* [TO DO]: Extract every line that contains the word "حدثنا".

--- start LISTED ENTRIES ---

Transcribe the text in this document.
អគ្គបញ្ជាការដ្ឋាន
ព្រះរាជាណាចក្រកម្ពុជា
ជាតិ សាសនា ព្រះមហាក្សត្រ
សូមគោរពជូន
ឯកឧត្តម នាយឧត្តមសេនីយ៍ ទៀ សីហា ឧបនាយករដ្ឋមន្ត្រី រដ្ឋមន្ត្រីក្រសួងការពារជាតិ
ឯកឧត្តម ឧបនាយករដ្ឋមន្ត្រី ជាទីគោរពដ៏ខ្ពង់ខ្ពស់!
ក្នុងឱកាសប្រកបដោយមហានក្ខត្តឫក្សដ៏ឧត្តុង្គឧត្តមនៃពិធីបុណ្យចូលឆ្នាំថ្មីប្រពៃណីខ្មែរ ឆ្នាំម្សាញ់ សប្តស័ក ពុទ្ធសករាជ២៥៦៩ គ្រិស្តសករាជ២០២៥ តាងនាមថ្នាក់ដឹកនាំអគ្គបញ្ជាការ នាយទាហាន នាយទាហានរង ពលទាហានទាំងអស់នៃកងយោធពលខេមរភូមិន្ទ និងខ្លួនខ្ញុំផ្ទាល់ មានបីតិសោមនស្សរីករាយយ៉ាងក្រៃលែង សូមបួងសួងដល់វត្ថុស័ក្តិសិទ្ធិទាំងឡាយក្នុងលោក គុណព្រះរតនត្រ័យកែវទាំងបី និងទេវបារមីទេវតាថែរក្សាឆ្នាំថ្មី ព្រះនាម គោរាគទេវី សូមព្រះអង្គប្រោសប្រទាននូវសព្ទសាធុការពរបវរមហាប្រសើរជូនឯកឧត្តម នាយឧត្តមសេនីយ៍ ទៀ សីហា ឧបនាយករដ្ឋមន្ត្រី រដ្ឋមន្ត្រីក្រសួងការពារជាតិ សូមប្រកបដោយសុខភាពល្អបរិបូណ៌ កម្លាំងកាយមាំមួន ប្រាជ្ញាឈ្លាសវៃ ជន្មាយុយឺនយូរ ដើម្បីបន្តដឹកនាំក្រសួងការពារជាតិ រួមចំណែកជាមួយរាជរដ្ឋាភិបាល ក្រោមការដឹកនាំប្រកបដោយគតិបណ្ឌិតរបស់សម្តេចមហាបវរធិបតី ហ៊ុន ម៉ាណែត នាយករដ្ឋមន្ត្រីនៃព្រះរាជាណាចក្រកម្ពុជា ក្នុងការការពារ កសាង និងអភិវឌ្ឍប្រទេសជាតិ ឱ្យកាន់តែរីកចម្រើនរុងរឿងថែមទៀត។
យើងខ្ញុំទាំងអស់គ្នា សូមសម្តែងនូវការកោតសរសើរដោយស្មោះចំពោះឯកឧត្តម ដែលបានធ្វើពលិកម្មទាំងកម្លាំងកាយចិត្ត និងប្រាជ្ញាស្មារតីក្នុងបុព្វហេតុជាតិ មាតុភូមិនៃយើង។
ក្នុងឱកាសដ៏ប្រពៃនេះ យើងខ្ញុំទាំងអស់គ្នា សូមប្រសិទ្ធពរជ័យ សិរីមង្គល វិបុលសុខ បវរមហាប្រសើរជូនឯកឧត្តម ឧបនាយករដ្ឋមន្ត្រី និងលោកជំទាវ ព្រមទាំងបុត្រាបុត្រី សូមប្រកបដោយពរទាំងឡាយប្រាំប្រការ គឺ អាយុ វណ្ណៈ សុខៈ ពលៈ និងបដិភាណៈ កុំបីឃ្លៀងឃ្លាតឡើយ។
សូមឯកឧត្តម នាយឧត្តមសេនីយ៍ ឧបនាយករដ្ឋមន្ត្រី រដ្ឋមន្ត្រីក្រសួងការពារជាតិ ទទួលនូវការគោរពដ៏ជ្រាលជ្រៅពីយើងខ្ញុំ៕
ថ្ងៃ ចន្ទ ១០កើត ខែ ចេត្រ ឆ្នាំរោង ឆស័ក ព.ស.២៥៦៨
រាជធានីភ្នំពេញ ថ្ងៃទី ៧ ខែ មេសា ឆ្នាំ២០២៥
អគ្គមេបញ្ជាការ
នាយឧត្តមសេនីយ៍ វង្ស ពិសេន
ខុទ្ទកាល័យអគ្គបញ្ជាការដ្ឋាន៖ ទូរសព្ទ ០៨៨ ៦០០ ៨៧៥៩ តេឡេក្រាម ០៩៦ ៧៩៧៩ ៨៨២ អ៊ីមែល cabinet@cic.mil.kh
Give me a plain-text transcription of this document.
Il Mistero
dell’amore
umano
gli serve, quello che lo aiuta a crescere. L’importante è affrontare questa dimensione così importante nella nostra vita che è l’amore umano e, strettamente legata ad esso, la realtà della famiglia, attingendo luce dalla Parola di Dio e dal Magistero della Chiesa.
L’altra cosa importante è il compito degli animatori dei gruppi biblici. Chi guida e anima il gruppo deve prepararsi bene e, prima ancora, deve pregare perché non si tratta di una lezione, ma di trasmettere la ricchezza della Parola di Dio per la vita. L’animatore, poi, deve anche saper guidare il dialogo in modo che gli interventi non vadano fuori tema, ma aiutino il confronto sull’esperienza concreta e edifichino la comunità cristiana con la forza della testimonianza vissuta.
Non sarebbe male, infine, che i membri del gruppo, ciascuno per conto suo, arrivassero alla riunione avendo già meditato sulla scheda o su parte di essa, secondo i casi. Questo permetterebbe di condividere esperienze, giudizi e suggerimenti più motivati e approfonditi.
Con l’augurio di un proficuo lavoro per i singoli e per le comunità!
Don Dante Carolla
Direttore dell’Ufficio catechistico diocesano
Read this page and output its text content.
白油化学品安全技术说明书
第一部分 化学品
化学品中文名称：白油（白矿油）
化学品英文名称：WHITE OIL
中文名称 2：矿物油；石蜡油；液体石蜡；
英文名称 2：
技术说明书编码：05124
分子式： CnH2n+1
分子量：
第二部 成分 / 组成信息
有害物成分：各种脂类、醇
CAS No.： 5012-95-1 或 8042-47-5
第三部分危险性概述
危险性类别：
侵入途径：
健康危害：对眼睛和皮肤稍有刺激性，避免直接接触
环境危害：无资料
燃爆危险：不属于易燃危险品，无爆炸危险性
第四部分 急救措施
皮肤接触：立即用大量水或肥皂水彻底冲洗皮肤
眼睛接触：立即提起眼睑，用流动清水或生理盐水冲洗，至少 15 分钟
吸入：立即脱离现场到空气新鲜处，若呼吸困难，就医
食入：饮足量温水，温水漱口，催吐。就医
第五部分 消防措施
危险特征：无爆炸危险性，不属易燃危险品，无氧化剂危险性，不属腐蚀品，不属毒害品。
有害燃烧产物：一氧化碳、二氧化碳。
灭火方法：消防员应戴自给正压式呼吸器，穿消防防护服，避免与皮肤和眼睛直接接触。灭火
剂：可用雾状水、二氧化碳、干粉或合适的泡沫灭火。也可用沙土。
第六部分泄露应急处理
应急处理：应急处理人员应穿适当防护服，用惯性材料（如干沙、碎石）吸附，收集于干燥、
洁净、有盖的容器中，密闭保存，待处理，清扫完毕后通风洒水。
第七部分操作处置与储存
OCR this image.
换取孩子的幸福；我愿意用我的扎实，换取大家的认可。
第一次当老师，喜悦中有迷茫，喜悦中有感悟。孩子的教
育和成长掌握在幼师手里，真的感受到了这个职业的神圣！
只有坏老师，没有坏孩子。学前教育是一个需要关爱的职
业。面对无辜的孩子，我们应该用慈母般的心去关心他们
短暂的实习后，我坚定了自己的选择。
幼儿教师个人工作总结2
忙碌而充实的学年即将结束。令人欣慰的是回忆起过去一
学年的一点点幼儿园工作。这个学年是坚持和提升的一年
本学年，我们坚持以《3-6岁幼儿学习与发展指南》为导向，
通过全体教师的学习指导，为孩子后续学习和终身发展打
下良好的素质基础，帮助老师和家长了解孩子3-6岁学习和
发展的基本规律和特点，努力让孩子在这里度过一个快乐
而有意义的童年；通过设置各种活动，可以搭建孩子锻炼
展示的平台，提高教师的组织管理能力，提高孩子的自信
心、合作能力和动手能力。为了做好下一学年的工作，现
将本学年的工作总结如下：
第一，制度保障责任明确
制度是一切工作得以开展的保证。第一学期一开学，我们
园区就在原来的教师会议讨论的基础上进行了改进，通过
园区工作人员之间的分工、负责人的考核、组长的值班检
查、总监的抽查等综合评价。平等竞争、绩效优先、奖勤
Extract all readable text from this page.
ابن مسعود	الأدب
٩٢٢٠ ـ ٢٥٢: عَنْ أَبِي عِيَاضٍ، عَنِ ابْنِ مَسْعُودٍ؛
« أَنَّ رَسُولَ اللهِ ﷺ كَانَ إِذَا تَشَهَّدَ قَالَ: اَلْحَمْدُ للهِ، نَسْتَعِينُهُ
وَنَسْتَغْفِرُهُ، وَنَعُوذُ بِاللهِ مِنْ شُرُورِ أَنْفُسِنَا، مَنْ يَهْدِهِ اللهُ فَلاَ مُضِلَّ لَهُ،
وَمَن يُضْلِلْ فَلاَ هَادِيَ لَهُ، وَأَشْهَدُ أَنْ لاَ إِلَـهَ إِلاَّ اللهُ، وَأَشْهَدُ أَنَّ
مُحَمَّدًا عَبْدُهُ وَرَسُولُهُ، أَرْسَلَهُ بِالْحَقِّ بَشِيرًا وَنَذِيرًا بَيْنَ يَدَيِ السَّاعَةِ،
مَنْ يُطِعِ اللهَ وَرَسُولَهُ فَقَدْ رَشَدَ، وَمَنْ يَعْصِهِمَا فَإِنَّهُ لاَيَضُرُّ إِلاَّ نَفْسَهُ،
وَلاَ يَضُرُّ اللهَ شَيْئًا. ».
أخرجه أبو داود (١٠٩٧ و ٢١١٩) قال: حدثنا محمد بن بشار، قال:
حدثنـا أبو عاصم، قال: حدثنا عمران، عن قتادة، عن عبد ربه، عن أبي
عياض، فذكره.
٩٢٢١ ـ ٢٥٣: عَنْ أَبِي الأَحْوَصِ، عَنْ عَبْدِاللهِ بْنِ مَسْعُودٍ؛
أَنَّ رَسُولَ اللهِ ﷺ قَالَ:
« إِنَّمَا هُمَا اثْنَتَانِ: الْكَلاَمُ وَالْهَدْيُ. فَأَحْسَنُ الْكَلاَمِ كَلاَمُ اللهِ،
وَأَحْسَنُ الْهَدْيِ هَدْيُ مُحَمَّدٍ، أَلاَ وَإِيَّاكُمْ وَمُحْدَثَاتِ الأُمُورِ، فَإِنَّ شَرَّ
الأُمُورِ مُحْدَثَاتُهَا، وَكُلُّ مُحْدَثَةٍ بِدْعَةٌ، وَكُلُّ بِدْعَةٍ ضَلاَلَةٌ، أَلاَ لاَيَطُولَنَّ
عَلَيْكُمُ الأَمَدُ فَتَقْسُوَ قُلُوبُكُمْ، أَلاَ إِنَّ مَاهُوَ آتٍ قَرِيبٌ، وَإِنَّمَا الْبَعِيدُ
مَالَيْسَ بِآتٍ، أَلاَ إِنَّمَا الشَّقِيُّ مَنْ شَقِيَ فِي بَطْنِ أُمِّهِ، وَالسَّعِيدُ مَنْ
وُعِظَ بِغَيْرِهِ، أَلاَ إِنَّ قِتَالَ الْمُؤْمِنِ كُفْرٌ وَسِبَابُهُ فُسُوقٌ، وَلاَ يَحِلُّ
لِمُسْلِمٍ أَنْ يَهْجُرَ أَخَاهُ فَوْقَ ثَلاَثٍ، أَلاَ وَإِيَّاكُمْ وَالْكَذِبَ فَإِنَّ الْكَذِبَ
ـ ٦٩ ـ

--- end LISTED ENTRIES ---

* [RESULT OF THIS EXERCISE]:
أخرجه أبو داود (١٠٩٧ و ٢١١٩) قال: حدثنا محمد بن بشار، قال:
حدثنـا أبو عاصم، قال: حدثنا عمران، عن قتادة، عن عبد ربه، عن أبي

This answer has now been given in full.